Write out all of the data without omission, exactly as shown.

[Extracted data entries]
_ _ _

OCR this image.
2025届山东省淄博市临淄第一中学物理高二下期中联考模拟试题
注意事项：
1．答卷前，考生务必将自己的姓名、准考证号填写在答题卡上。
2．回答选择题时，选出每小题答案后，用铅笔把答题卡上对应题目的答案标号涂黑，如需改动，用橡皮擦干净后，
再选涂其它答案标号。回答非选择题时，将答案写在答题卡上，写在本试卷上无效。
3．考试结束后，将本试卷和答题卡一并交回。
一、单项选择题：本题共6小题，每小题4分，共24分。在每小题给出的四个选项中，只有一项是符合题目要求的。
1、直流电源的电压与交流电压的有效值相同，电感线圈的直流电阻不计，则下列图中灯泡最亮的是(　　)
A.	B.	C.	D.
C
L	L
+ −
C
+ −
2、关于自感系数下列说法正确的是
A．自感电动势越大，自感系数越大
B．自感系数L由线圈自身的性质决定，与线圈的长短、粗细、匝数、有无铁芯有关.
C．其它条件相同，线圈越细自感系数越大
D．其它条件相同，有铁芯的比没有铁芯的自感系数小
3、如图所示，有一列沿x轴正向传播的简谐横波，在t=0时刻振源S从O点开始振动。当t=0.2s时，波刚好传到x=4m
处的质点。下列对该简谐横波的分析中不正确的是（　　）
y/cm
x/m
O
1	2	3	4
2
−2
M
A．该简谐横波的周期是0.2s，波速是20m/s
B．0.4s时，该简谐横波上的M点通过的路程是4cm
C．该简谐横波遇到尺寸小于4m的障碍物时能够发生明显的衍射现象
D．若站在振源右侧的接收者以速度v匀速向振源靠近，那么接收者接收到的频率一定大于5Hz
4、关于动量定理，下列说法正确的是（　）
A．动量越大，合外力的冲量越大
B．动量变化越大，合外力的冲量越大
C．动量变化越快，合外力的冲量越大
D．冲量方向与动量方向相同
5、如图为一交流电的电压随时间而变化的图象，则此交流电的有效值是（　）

_ _ _

SOLUTION FOR THIS PROBLEM ->
OCR this image.
2025届山东省淄博市临淄第一中学物理高二下期中联考模拟试题
注意事项：
1．答卷前，考生务必将自己的姓名、准考证号填写在答题卡上。
2．回答选择题时，选出每小题答案后，用铅笔把答题卡上对应题目的答案标号涂黑，如需改动，用橡皮擦干净后，
再选涂其它答案标号。回答非选择题时，将答案写在答题卡上，写在本试卷上无效。
3．考试结束后，将本试卷和答题卡一并交回。
一、单项选择题：本题共6小题，每小题4分，共24分。在每小题给出的四个选项中，只有一项是符合题目要求的。
1、直流电源的电压与交流电压的有效值相同，电感线圈的直流电阻不计，则下列图中灯泡最亮的是(　　)
A.	B.	C.	D.
C
L	L
+ −
C
+ −
2、关于自感系数下列说法正确的是
A．自感电动势越大，自感系数越大
B．自感系数L由线圈自身的性质决定，与线圈的长短、粗细、匝数、有无铁芯有关.
C．其它条件相同，线圈越细自感系数越大
D．其它条件相同，有铁芯的比没有铁芯的自感系数小
3、如图所示，有一列沿x轴正向传播的简谐横波，在t=0时刻振源S从O点开始振动。当t=0.2s时，波刚好传到x=4m
处的质点。下列对该简谐横波的分析中不正确的是（　　）
y/cm
x/m
O
1	2	3	4
2
−2
M
A．该简谐横波的周期是0.2s，波速是20m/s
B．0.4s时，该简谐横波上的M点通过的路程是4cm
C．该简谐横波遇到尺寸小于4m的障碍物时能够发生明显的衍射现象
D．若站在振源右侧的接收者以速度v匀速向振源靠近，那么接收者接收到的频率一定大于5Hz
4、关于动量定理，下列说法正确的是（　）
A．动量越大，合外力的冲量越大
B．动量变化越大，合外力的冲量越大
C．动量变化越快，合外力的冲量越大
D．冲量方向与动量方向相同
5、如图为一交流电的电压随时间而变化的图象，则此交流电的有效值是（　）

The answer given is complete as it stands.